# Start of Given information

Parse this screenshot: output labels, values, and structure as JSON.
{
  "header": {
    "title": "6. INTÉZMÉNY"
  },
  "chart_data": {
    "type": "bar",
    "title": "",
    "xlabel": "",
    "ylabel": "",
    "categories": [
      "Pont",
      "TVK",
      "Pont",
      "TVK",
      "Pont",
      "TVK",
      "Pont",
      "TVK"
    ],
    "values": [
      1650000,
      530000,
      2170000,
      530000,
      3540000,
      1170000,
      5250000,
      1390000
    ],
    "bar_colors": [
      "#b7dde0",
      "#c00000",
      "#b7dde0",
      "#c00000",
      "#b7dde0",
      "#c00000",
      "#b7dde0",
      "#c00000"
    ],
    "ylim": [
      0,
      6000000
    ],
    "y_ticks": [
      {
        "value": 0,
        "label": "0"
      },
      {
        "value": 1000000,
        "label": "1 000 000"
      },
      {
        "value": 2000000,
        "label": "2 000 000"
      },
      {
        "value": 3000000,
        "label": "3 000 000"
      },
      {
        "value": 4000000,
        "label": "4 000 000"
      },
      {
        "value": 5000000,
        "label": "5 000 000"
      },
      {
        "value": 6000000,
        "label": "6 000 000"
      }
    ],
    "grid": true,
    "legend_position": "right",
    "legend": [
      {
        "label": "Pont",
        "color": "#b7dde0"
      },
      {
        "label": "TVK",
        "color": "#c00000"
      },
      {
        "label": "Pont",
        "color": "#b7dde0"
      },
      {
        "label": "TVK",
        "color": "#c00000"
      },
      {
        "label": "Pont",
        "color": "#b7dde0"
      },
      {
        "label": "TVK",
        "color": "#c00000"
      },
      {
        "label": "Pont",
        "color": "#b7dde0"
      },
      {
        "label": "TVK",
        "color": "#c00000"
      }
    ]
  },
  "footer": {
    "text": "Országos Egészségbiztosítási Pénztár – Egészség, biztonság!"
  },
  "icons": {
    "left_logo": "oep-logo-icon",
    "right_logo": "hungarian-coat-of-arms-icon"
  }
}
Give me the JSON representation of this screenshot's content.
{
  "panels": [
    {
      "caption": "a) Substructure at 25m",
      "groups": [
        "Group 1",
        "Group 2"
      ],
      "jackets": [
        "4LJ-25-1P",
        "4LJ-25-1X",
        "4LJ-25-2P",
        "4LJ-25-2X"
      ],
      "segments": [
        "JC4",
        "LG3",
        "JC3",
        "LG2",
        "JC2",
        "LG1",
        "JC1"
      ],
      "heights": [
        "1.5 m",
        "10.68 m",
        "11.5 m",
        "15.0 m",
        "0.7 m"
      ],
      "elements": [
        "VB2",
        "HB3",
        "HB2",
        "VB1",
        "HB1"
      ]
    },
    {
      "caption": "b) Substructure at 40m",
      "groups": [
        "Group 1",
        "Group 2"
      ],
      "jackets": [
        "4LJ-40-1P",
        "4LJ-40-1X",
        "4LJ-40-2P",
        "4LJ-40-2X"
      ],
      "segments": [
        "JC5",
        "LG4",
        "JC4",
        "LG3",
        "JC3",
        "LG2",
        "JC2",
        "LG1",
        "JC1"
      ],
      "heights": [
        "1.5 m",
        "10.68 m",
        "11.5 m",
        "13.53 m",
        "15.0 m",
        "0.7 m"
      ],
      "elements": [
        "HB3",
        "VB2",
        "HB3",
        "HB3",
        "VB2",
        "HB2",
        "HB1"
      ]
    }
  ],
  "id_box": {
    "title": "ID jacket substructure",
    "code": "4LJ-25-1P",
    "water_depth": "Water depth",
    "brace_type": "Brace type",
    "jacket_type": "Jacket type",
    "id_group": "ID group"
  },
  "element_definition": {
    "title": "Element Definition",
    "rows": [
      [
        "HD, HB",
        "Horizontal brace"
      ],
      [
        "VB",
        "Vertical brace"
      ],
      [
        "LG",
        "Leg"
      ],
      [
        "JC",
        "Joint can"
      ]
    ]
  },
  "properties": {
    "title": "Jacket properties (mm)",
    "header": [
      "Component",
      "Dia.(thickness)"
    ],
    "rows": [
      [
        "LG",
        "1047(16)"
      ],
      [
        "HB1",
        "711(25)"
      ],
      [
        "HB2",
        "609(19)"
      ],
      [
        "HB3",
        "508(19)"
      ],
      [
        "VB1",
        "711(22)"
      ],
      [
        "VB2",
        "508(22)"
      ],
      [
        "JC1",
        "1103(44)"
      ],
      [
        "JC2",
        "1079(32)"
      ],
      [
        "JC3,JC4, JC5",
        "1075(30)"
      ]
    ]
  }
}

# End of Given information

■ **Task details**
Identify lines with the string "title". Copy each one.

■ **Exercise answer**
    "title": "6. INTÉZMÉNY"
    "title": "",
    "title": "ID jacket substructure",
    "title": "Element Definition",
    "title": "Jacket properties (mm)",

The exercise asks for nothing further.